┏━━
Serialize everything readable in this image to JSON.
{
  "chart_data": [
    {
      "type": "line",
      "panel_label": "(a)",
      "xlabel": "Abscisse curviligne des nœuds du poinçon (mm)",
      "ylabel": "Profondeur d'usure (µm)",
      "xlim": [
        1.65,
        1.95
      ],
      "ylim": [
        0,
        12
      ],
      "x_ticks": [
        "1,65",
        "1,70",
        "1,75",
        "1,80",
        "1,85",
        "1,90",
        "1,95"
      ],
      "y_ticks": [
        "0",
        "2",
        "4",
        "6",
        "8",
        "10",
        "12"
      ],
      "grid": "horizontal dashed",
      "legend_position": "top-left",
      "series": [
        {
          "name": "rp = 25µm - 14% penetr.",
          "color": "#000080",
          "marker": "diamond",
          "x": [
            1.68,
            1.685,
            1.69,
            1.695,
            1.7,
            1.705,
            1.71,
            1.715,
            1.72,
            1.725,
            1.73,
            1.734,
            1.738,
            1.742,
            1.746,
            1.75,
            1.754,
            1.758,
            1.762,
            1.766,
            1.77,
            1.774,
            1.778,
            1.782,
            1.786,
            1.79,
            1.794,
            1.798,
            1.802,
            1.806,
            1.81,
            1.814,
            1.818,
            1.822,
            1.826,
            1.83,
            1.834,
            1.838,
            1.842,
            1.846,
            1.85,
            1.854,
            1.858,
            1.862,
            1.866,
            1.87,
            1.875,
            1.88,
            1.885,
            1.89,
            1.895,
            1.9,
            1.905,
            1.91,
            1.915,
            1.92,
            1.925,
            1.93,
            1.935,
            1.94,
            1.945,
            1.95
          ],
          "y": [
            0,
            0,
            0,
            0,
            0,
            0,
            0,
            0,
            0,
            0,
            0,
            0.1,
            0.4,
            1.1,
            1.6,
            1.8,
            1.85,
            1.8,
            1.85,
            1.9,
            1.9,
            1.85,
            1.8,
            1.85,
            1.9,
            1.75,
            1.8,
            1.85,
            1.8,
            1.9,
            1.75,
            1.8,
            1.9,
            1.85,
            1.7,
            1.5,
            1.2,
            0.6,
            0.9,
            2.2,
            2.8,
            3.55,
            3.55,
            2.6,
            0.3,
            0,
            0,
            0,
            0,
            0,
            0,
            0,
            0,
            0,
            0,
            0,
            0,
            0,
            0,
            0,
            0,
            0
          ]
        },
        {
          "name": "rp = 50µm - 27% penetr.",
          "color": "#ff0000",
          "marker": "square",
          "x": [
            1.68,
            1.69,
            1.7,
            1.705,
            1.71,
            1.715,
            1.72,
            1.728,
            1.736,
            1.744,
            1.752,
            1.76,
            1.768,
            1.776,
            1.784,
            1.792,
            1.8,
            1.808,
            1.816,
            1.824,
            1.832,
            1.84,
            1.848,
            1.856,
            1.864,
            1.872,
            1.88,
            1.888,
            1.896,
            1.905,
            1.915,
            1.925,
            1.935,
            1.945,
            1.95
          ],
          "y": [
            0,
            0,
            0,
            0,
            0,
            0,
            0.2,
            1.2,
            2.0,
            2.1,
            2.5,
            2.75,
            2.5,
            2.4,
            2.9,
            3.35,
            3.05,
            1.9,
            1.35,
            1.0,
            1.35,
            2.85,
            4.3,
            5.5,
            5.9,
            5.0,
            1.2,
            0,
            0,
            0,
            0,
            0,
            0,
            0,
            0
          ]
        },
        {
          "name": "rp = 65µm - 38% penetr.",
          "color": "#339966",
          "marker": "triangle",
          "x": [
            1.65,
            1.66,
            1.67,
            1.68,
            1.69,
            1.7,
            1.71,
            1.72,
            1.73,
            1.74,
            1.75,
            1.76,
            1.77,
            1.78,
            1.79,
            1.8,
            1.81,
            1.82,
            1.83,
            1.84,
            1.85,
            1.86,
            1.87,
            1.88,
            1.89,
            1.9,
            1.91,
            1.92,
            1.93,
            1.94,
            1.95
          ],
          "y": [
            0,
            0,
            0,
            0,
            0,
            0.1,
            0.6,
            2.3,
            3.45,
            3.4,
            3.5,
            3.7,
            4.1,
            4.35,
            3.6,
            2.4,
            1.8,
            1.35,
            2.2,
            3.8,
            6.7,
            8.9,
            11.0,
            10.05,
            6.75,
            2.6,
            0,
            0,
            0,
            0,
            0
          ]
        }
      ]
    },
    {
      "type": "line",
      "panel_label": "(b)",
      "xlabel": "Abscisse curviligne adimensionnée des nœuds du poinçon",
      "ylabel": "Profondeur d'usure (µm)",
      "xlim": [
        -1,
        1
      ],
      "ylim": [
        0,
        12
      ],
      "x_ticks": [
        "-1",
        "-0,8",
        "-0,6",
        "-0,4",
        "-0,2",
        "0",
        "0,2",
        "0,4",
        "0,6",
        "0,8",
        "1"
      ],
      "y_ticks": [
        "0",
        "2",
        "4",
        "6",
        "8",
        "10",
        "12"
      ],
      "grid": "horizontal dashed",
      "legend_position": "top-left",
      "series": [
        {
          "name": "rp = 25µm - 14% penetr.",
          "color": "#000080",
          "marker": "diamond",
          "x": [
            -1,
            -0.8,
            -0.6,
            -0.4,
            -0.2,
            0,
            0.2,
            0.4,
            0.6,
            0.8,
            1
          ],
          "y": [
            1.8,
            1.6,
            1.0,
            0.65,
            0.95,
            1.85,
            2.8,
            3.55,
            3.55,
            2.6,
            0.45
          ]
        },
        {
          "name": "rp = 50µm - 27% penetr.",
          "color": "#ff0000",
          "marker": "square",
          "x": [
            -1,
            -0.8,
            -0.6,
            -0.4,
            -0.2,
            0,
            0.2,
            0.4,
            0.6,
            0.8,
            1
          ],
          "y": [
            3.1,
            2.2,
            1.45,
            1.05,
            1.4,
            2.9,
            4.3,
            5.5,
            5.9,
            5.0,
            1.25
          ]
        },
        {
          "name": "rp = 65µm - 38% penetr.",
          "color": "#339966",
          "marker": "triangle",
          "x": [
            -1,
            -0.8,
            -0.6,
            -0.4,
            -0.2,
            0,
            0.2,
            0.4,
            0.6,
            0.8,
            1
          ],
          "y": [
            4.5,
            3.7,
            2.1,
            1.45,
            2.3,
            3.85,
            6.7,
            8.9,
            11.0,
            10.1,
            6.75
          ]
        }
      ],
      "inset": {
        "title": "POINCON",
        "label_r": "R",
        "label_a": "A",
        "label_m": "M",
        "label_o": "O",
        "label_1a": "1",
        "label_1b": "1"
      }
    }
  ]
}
┗━━
> WHAT YOU WILL DO
Please reproduce all of the entries exactly as they stand.

> EXPECTED OUTPUT
Serialize everything readable in this image to JSON.
{
  "chart_data": [
    {
      "type": "line",
      "panel_label": "(a)",
      "xlabel": "Abscisse curviligne des nœuds du poinçon (mm)",
      "ylabel": "Profondeur d'usure (µm)",
      "xlim": [
        1.65,
        1.95
      ],
      "ylim": [
        0,
        12
      ],
      "x_ticks": [
        "1,65",
        "1,70",
        "1,75",
        "1,80",
        "1,85",
        "1,90",
        "1,95"
      ],
      "y_ticks": [
        "0",
        "2",
        "4",
        "6",
        "8",
        "10",
        "12"
      ],
      "grid": "horizontal dashed",
      "legend_position": "top-left",
      "series": [
        {
          "name": "rp = 25µm - 14% penetr.",
          "color": "#000080",
          "marker": "diamond",
          "x": [
            1.68,
            1.685,
            1.69,
            1.695,
            1.7,
            1.705,
            1.71,
            1.715,
            1.72,
            1.725,
            1.73,
            1.734,
            1.738,
            1.742,
            1.746,
            1.75,
            1.754,
            1.758,
            1.762,
            1.766,
            1.77,
            1.774,
            1.778,
            1.782,
            1.786,
            1.79,
            1.794,
            1.798,
            1.802,
            1.806,
            1.81,
            1.814,
            1.818,
            1.822,
            1.826,
            1.83,
            1.834,
            1.838,
            1.842,
            1.846,
            1.85,
            1.854,
            1.858,
            1.862,
            1.866,
            1.87,
            1.875,
            1.88,
            1.885,
            1.89,
            1.895,
            1.9,
            1.905,
            1.91,
            1.915,
            1.92,
            1.925,
            1.93,
            1.935,
            1.94,
            1.945,
            1.95
          ],
          "y": [
            0,
            0,
            0,
            0,
            0,
            0,
            0,
            0,
            0,
            0,
            0,
            0.1,
            0.4,
            1.1,
            1.6,
            1.8,
            1.85,
            1.8,
            1.85,
            1.9,
            1.9,
            1.85,
            1.8,
            1.85,
            1.9,
            1.75,
            1.8,
            1.85,
            1.8,
            1.9,
            1.75,
            1.8,
            1.9,
            1.85,
            1.7,
            1.5,
            1.2,
            0.6,
            0.9,
            2.2,
            2.8,
            3.55,
            3.55,
            2.6,
            0.3,
            0,
            0,
            0,
            0,
            0,
            0,
            0,
            0,
            0,
            0,
            0,
            0,
            0,
            0,
            0,
            0,
            0
          ]
        },
        {
          "name": "rp = 50µm - 27% penetr.",
          "color": "#ff0000",
          "marker": "square",
          "x": [
            1.68,
            1.69,
            1.7,
            1.705,
            1.71,
            1.715,
            1.72,
            1.728,
            1.736,
            1.744,
            1.752,
            1.76,
            1.768,
            1.776,
            1.784,
            1.792,
            1.8,
            1.808,
            1.816,
            1.824,
            1.832,
            1.84,
            1.848,
            1.856,
            1.864,
            1.872,
            1.88,
            1.888,
            1.896,
            1.905,
            1.915,
            1.925,
            1.935,
            1.945,
            1.95
          ],
          "y": [
            0,
            0,
            0,
            0,
            0,
            0,
            0.2,
            1.2,
            2.0,
            2.1,
            2.5,
            2.75,
            2.5,
            2.4,
            2.9,
            3.35,
            3.05,
            1.9,
            1.35,
            1.0,
            1.35,
            2.85,
            4.3,
            5.5,
            5.9,
            5.0,
            1.2,
            0,
            0,
            0,
            0,
            0,
            0,
            0,
            0
          ]
        },
        {
          "name": "rp = 65µm - 38% penetr.",
          "color": "#339966",
          "marker": "triangle",
          "x": [
            1.65,
            1.66,
            1.67,
            1.68,
            1.69,
            1.7,
            1.71,
            1.72,
            1.73,
            1.74,
            1.75,
            1.76,
            1.77,
            1.78,
            1.79,
            1.8,
            1.81,
            1.82,
            1.83,
            1.84,
            1.85,
            1.86,
            1.87,
            1.88,
            1.89,
            1.9,
            1.91,
            1.92,
            1.93,
            1.94,
            1.95
          ],
          "y": [
            0,
            0,
            0,
            0,
            0,
            0.1,
            0.6,
            2.3,
            3.45,
            3.4,
            3.5,
            3.7,
            4.1,
            4.35,
            3.6,
            2.4,
            1.8,
            1.35,
            2.2,
            3.8,
            6.7,
            8.9,
            11.0,
            10.05,
            6.75,
            2.6,
            0,
            0,
            0,
            0,
            0
          ]
        }
      ]
    },
    {
      "type": "line",
      "panel_label": "(b)",
      "xlabel": "Abscisse curviligne adimensionnée des nœuds du poinçon",
      "ylabel": "Profondeur d'usure (µm)",
      "xlim": [
        -1,
        1
      ],
      "ylim": [
        0,
        12
      ],
      "x_ticks": [
        "-1",
        "-0,8",
        "-0,6",
        "-0,4",
        "-0,2",
        "0",
        "0,2",
        "0,4",
        "0,6",
        "0,8",
        "1"
      ],
      "y_ticks": [
        "0",
        "2",
        "4",
        "6",
        "8",
        "10",
        "12"
      ],
      "grid": "horizontal dashed",
      "legend_position": "top-left",
      "series": [
        {
          "name": "rp = 25µm - 14% penetr.",
          "color": "#000080",
          "marker": "diamond",
          "x": [
            -1,
            -0.8,
            -0.6,
            -0.4,
            -0.2,
            0,
            0.2,
            0.4,
            0.6,
            0.8,
            1
          ],
          "y": [
            1.8,
            1.6,
            1.0,
            0.65,
            0.95,
            1.85,
            2.8,
            3.55,
            3.55,
            2.6,
            0.45
          ]
        },
        {
          "name": "rp = 50µm - 27% penetr.",
          "color": "#ff0000",
          "marker": "square",
          "x": [
            -1,
            -0.8,
            -0.6,
            -0.4,
            -0.2,
            0,
            0.2,
            0.4,
            0.6,
            0.8,
            1
          ],
          "y": [
            3.1,
            2.2,
            1.45,
            1.05,
            1.4,
            2.9,
            4.3,
            5.5,
            5.9,
            5.0,
            1.25
          ]
        },
        {
          "name": "rp = 65µm - 38% penetr.",
          "color": "#339966",
          "marker": "triangle",
          "x": [
            -1,
            -0.8,
            -0.6,
            -0.4,
            -0.2,
            0,
            0.2,
            0.4,
            0.6,
            0.8,
            1
          ],
          "y": [
            4.5,
            3.7,
            2.1,
            1.45,
            2.3,
            3.85,
            6.7,
            8.9,
            11.0,
            10.1,
            6.75
          ]
        }
      ],
      "inset": {
        "title": "POINCON",
        "label_r": "R",
        "label_a": "A",
        "label_m": "M",
        "label_o": "O",
        "label_1a": "1",
        "label_1b": "1"
      }
    }
  ]
}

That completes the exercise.